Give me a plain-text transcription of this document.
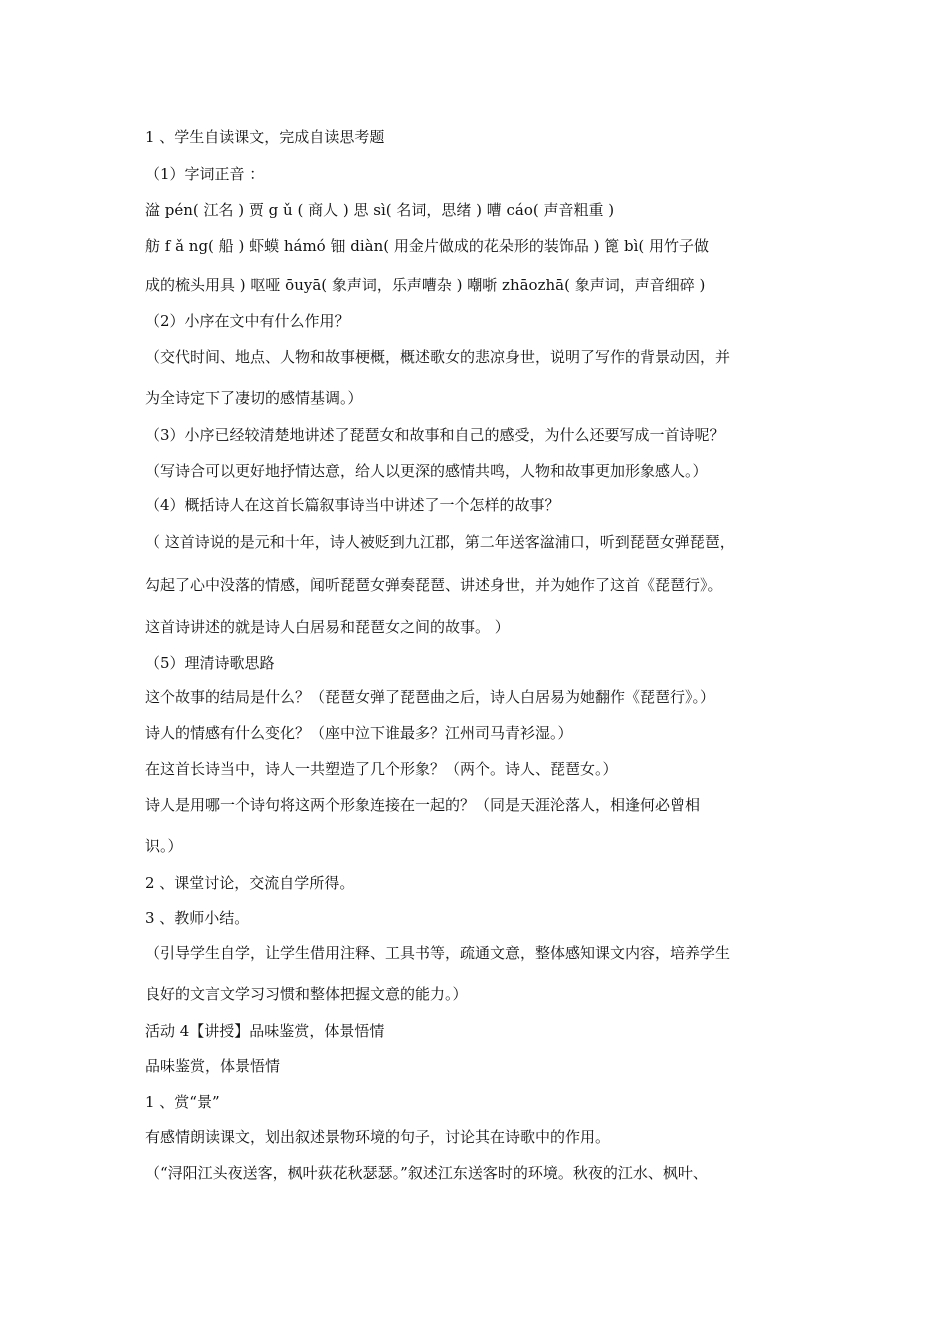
1 、学生自读课文，完成自读思考题
（1）字词正音 ：
湓 pén( 江名 ) 贾 g ǔ ( 商人 ) 思 sì( 名词，思绪 ) 嘈 cáo( 声音粗重 )
舫 f ǎ ng( 船 ) 虾蟆 hámó 钿 diàn( 用金片做成的花朵形的装饰品 ) 篦 bì( 用竹子做
成的梳头用具 ) 呕哑 ōuyā( 象声词，乐声嘈杂 ) 嘲哳 zhāozhā( 象声词，声音细碎 )
（2）小序在文中有什么作用？
（交代时间、地点、人物和故事梗概，概述歌女的悲凉身世，说明了写作的背景动因，并
为全诗定下了凄切的感情基调。）
（3）小序已经较清楚地讲述了琵琶女和故事和自己的感受，为什么还要写成一首诗呢？
（写诗合可以更好地抒情达意，给人以更深的感情共鸣，人物和故事更加形象感人。）
（4）概括诗人在这首长篇叙事诗当中讲述了一个怎样的故事？
（ 这首诗说的是元和十年，诗人被贬到九江郡，第二年送客湓浦口，听到琵琶女弹琵琶，
勾起了心中没落的情感，闻听琵琶女弹奏琵琶、讲述身世，并为她作了这首《琵琶行》。
这首诗讲述的就是诗人白居易和琵琶女之间的故事。 ）
（5）理清诗歌思路
这个故事的结局是什么？（琵琶女弹了琵琶曲之后，诗人白居易为她翻作《琵琶行》。）
诗人的情感有什么变化？（座中泣下谁最多？江州司马青衫湿。）
在这首长诗当中，诗人一共塑造了几个形象？（两个。诗人、琵琶女。）
诗人是用哪一个诗句将这两个形象连接在一起的？（同是天涯沦落人，相逢何必曾相
识。）
2 、课堂讨论，交流自学所得。
3 、教师小结。
（引导学生自学，让学生借用注释、工具书等，疏通文意，整体感知课文内容，培养学生
良好的文言文学习习惯和整体把握文意的能力。）
活动 4【讲授】品味鉴赏，体景悟情
品味鉴赏，体景悟情
1 、赏“景”
有感情朗读课文，划出叙述景物环境的句子，讨论其在诗歌中的作用。
（“浔阳江头夜送客，枫叶荻花秋瑟瑟。”叙述江东送客时的环境。秋夜的江水、枫叶、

● ● ● ● ●

■ **PROBLEM TO WORK ON**
Word for word, quote the full listing, omitting every picture.

■ **WRITTEN RESPONSE**
Give me a plain-text transcription of this document.
1 、学生自读课文，完成自读思考题
（1）字词正音 ：
湓 pén( 江名 ) 贾 g ǔ ( 商人 ) 思 sì( 名词，思绪 ) 嘈 cáo( 声音粗重 )
舫 f ǎ ng( 船 ) 虾蟆 hámó 钿 diàn( 用金片做成的花朵形的装饰品 ) 篦 bì( 用竹子做
成的梳头用具 ) 呕哑 ōuyā( 象声词，乐声嘈杂 ) 嘲哳 zhāozhā( 象声词，声音细碎 )
（2）小序在文中有什么作用？
（交代时间、地点、人物和故事梗概，概述歌女的悲凉身世，说明了写作的背景动因，并
为全诗定下了凄切的感情基调。）
（3）小序已经较清楚地讲述了琵琶女和故事和自己的感受，为什么还要写成一首诗呢？
（写诗合可以更好地抒情达意，给人以更深的感情共鸣，人物和故事更加形象感人。）
（4）概括诗人在这首长篇叙事诗当中讲述了一个怎样的故事？
（ 这首诗说的是元和十年，诗人被贬到九江郡，第二年送客湓浦口，听到琵琶女弹琵琶，
勾起了心中没落的情感，闻听琵琶女弹奏琵琶、讲述身世，并为她作了这首《琵琶行》。
这首诗讲述的就是诗人白居易和琵琶女之间的故事。 ）
（5）理清诗歌思路
这个故事的结局是什么？（琵琶女弹了琵琶曲之后，诗人白居易为她翻作《琵琶行》。）
诗人的情感有什么变化？（座中泣下谁最多？江州司马青衫湿。）
在这首长诗当中，诗人一共塑造了几个形象？（两个。诗人、琵琶女。）
诗人是用哪一个诗句将这两个形象连接在一起的？（同是天涯沦落人，相逢何必曾相
识。）
2 、课堂讨论，交流自学所得。
3 、教师小结。
（引导学生自学，让学生借用注释、工具书等，疏通文意，整体感知课文内容，培养学生
良好的文言文学习习惯和整体把握文意的能力。）
活动 4【讲授】品味鉴赏，体景悟情
品味鉴赏，体景悟情
1 、赏“景”
有感情朗读课文，划出叙述景物环境的句子，讨论其在诗歌中的作用。
（“浔阳江头夜送客，枫叶荻花秋瑟瑟。”叙述江东送客时的环境。秋夜的江水、枫叶、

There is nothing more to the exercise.